** START OF Information supplied **

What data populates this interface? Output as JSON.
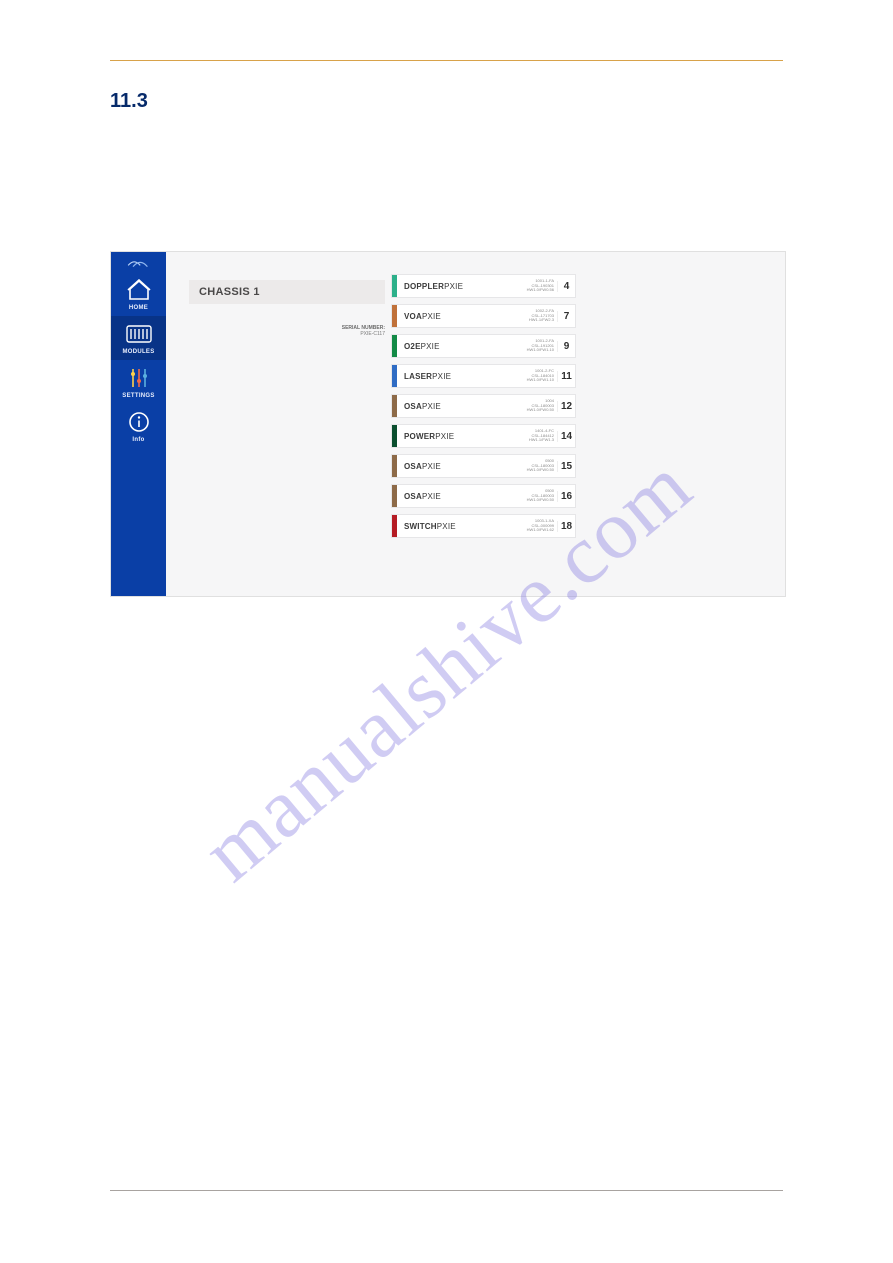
{
  "section_number": "11.3",
  "watermark": "manualshive.com",
  "nav": {
    "items": [
      {
        "label": "HOME"
      },
      {
        "label": "MODULES"
      },
      {
        "label": "SETTINGS"
      },
      {
        "label": "Info"
      }
    ]
  },
  "flyout": [
    {
      "name": "DOPPLER PXIE",
      "sub": "1001-1-FA CSL-190301",
      "slot": "4",
      "color": "#2db08a"
    },
    {
      "name": "VOAPXIE",
      "sub": "1002-2-FA CSL-171703",
      "slot": "7",
      "color": "#c0713a"
    },
    {
      "name": "O2EPXIE",
      "sub": "1001-2-FA CSL-191201",
      "slot": "9",
      "color": "#138a46"
    },
    {
      "name": "LASERPXIE",
      "sub": "1001-2-FC CSL-184010",
      "slot": "11",
      "color": "#2f6cc4"
    },
    {
      "name": "OSAPXIE",
      "sub": "1004 CSL-180003",
      "slot": "12",
      "color": "#8d6a48"
    },
    {
      "name": "POWERPXIE",
      "sub": "1401-4-FC CSL-184412",
      "slot": "14",
      "color": "#0b4f2f"
    },
    {
      "name": "OSAPXIE",
      "sub": "0500 CSL-180003",
      "slot": "15",
      "color": "#8d6a48"
    },
    {
      "name": "OSAPXIE",
      "sub": "0500 CSL-180003",
      "slot": "16",
      "color": "#8d6a48"
    },
    {
      "name": "SWITCHPXIE",
      "sub": "1003-1-XA CSL-000099",
      "slot": "18",
      "color": "#b51c24"
    }
  ],
  "main": {
    "chassis_label": "CHASSIS 1",
    "serial_label": "SERIAL NUMBER:",
    "serial_value": "PXIE-C117",
    "cards": [
      {
        "bold": "DOPPLER",
        "rest": "PXIE",
        "meta1": "1001-1-FA",
        "meta2": "CSL-190301",
        "meta3": "HW1.0/FW0.56",
        "slot": "4",
        "color": "#2db08a"
      },
      {
        "bold": "VOA",
        "rest": "PXIE",
        "meta1": "1002-2-FA",
        "meta2": "CSL-171703",
        "meta3": "HW1.1/FW2.3",
        "slot": "7",
        "color": "#c0713a"
      },
      {
        "bold": "O2E",
        "rest": "PXIE",
        "meta1": "1001-2-FA",
        "meta2": "CSL-191201",
        "meta3": "HW1.0/FW1.10",
        "slot": "9",
        "color": "#138a46"
      },
      {
        "bold": "LASER",
        "rest": "PXIE",
        "meta1": "1001-2-FC",
        "meta2": "CSL-184010",
        "meta3": "HW1.0/FW1.10",
        "slot": "11",
        "color": "#2f6cc4"
      },
      {
        "bold": "OSA",
        "rest": "PXIE",
        "meta1": "1004",
        "meta2": "CSL-180003",
        "meta3": "HW1.0/FW0.50",
        "slot": "12",
        "color": "#8d6a48"
      },
      {
        "bold": "POWER",
        "rest": "PXIE",
        "meta1": "1401-4-FC",
        "meta2": "CSL-184412",
        "meta3": "HW1.1/FW1.3",
        "slot": "14",
        "color": "#0b4f2f"
      },
      {
        "bold": "OSA",
        "rest": "PXIE",
        "meta1": "0500",
        "meta2": "CSL-180003",
        "meta3": "HW1.0/FW0.50",
        "slot": "15",
        "color": "#8d6a48"
      },
      {
        "bold": "OSA",
        "rest": "PXIE",
        "meta1": "0500",
        "meta2": "CSL-180003",
        "meta3": "HW1.0/FW0.50",
        "slot": "16",
        "color": "#8d6a48"
      },
      {
        "bold": "SWITCH",
        "rest": "PXIE",
        "meta1": "1003-1-XA",
        "meta2": "CSL-000099",
        "meta3": "HW1.0/FW1.62",
        "slot": "18",
        "color": "#b51c24"
      }
    ]
  }
}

** END OF Information supplied **

▶ _Do this_
Transcribe the whole listing, character for character, but not its images.

▶ _Response_
What data populates this interface? Output as JSON.
{
  "section_number": "11.3",
  "watermark": "manualshive.com",
  "nav": {
    "items": [
      {
        "label": "HOME"
      },
      {
        "label": "MODULES"
      },
      {
        "label": "SETTINGS"
      },
      {
        "label": "Info"
      }
    ]
  },
  "flyout": [
    {
      "name": "DOPPLER PXIE",
      "sub": "1001-1-FA CSL-190301",
      "slot": "4",
      "color": "#2db08a"
    },
    {
      "name": "VOAPXIE",
      "sub": "1002-2-FA CSL-171703",
      "slot": "7",
      "color": "#c0713a"
    },
    {
      "name": "O2EPXIE",
      "sub": "1001-2-FA CSL-191201",
      "slot": "9",
      "color": "#138a46"
    },
    {
      "name": "LASERPXIE",
      "sub": "1001-2-FC CSL-184010",
      "slot": "11",
      "color": "#2f6cc4"
    },
    {
      "name": "OSAPXIE",
      "sub": "1004 CSL-180003",
      "slot": "12",
      "color": "#8d6a48"
    },
    {
      "name": "POWERPXIE",
      "sub": "1401-4-FC CSL-184412",
      "slot": "14",
      "color": "#0b4f2f"
    },
    {
      "name": "OSAPXIE",
      "sub": "0500 CSL-180003",
      "slot": "15",
      "color": "#8d6a48"
    },
    {
      "name": "OSAPXIE",
      "sub": "0500 CSL-180003",
      "slot": "16",
      "color": "#8d6a48"
    },
    {
      "name": "SWITCHPXIE",
      "sub": "1003-1-XA CSL-000099",
      "slot": "18",
      "color": "#b51c24"
    }
  ],
  "main": {
    "chassis_label": "CHASSIS 1",
    "serial_label": "SERIAL NUMBER:",
    "serial_value": "PXIE-C117",
    "cards": [
      {
        "bold": "DOPPLER",
        "rest": "PXIE",
        "meta1": "1001-1-FA",
        "meta2": "CSL-190301",
        "meta3": "HW1.0/FW0.56",
        "slot": "4",
        "color": "#2db08a"
      },
      {
        "bold": "VOA",
        "rest": "PXIE",
        "meta1": "1002-2-FA",
        "meta2": "CSL-171703",
        "meta3": "HW1.1/FW2.3",
        "slot": "7",
        "color": "#c0713a"
      },
      {
        "bold": "O2E",
        "rest": "PXIE",
        "meta1": "1001-2-FA",
        "meta2": "CSL-191201",
        "meta3": "HW1.0/FW1.10",
        "slot": "9",
        "color": "#138a46"
      },
      {
        "bold": "LASER",
        "rest": "PXIE",
        "meta1": "1001-2-FC",
        "meta2": "CSL-184010",
        "meta3": "HW1.0/FW1.10",
        "slot": "11",
        "color": "#2f6cc4"
      },
      {
        "bold": "OSA",
        "rest": "PXIE",
        "meta1": "1004",
        "meta2": "CSL-180003",
        "meta3": "HW1.0/FW0.50",
        "slot": "12",
        "color": "#8d6a48"
      },
      {
        "bold": "POWER",
        "rest": "PXIE",
        "meta1": "1401-4-FC",
        "meta2": "CSL-184412",
        "meta3": "HW1.1/FW1.3",
        "slot": "14",
        "color": "#0b4f2f"
      },
      {
        "bold": "OSA",
        "rest": "PXIE",
        "meta1": "0500",
        "meta2": "CSL-180003",
        "meta3": "HW1.0/FW0.50",
        "slot": "15",
        "color": "#8d6a48"
      },
      {
        "bold": "OSA",
        "rest": "PXIE",
        "meta1": "0500",
        "meta2": "CSL-180003",
        "meta3": "HW1.0/FW0.50",
        "slot": "16",
        "color": "#8d6a48"
      },
      {
        "bold": "SWITCH",
        "rest": "PXIE",
        "meta1": "1003-1-XA",
        "meta2": "CSL-000099",
        "meta3": "HW1.0/FW1.62",
        "slot": "18",
        "color": "#b51c24"
      }
    ]
  }
}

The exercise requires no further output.